Task goal:
Pick up the passage on Mennonite ethnic traditions after its final sentence and carry it forward in the same style.

Selected passage:
[Begin]

Several strands of Mennonite ethnicity developed in Europe and were carried to the New World. The Swiss and South Germans, experiencing nearly 300 years of persecution, fled to isolated rural areas and sought to stay physically and theologically separate from the hostile world around them. The Amish schism intensified already strict church discipline which governed all of life. A strong teaching on humility (Demut) was reinforced by their socially marginal position.

As the Swiss and South German Amish and Mennonites moved to the eastern United States and Canada in the 1700s and 1800s, they became known for their tightly-knit agricultural communities, their emphasis on plain dress, and their separation from the "world," which included other religious groups. Those in Pennsylvania did share a "Pennsylvania Dutch" (Palatine German) tongue with their neighbors for a time, but were distinguished by their plainness of dress and severity of customs and church discipline from the "fancy Dutch" (German Reformed, Lutherans and others). Pennsylvania Dutch cooking, developed to its highest form by the Amish and Mennonites, includes such specialties as shoo-fly pie, snitz and knepp, a variety of sweet and sour pickles and condiments, custards, dumplings, soups, and a variety of dishes based on apples.

The Hutterites, who experienced the most severe and long-lasting persecution of all Anabaptist groups, also practiced plain dress, severity of church discipline, a strong two-world theology, and a German (Tyrolean) tongue. They alone developed the practice of New Testament sharing of resources (mutual aid) into a formalized Christian communalism (Gütergemeinschaft) in which all property was held in common by the Bruderhof, at once a social, economic, and religious community. Those Hutterites who retained community of goods and the Bruderhof pattern after migration to the western United States and Canada in the 1870s retain their distinctive language and culture. Those who gave up the communal pattern have been largely assimilated into the General Conference Mennonite Church in South Dakota.

[End]

Raw data:
[Begin]

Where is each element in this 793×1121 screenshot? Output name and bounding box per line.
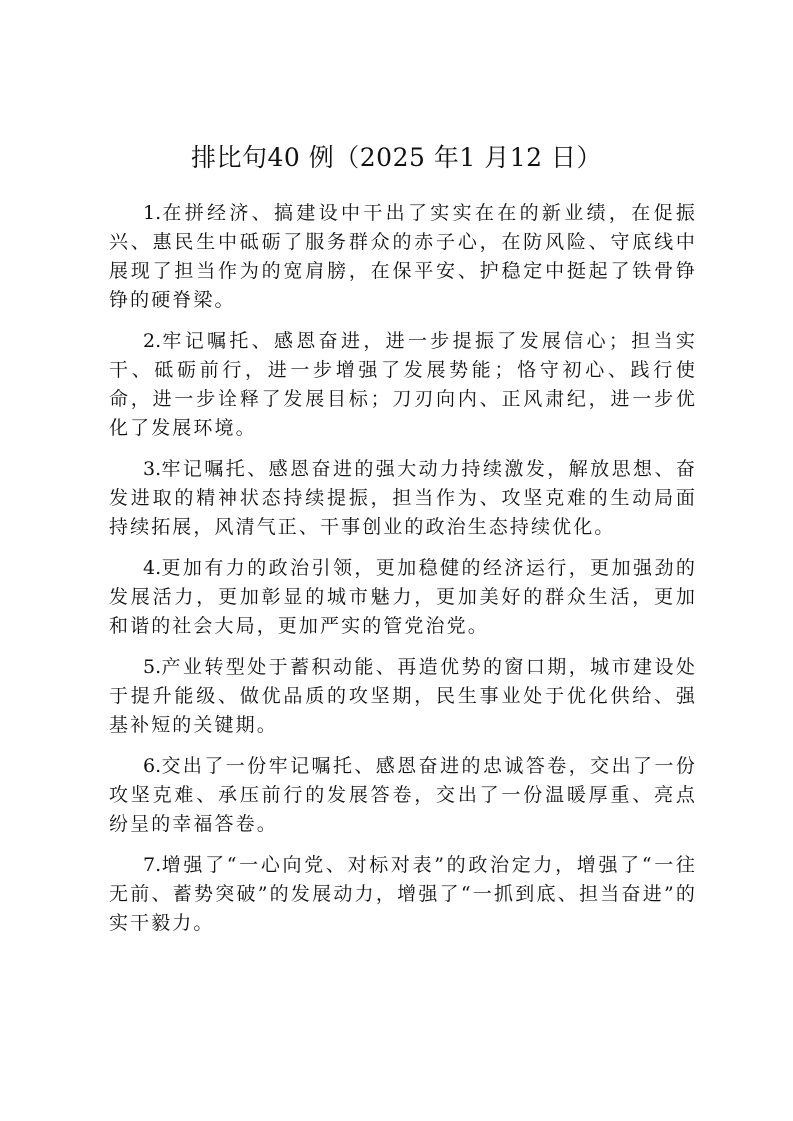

[End]

In response:
The Dutch and North German Mennonites experienced less than a century of persecution, and mingled more freely with their non-Mennonite compatriots from whom they enjoyed a good deal of respect. They were the least isolated and least distinct of all European Mennonites. Whether they developed a separate Mennonite ethnicity in the Netherlands and north Germany is questionable.

However, some of these Mennonites moved east to take advantage of offers to settle and develop agricultural lands first in Prussia and then in Russia and the Ukraine. Here they developed their own distinctive low-German tongue (Plattdeutsch, or Plautdietsch), foods (e.g. vereniki, borscht, pluma moos), and eventually a subsociety virtually closed to outsiders. To be a Mennonite in the Russian colonies was perhaps even more a cultural than a religious phenomenon. As the Dutch/Russian Mennonites moved to western Canada and the United States and later to Mexico, Paraguay, and South Brazil, they retained their low-German culture, foods, and ethnic pride for several generations. It is still strongly in evidence among the more culturally and religiously conservative of them, the Old Colony Mennonites in Mexico, and the colony Mennonites of Paraguay, Brazil, and Bolivia.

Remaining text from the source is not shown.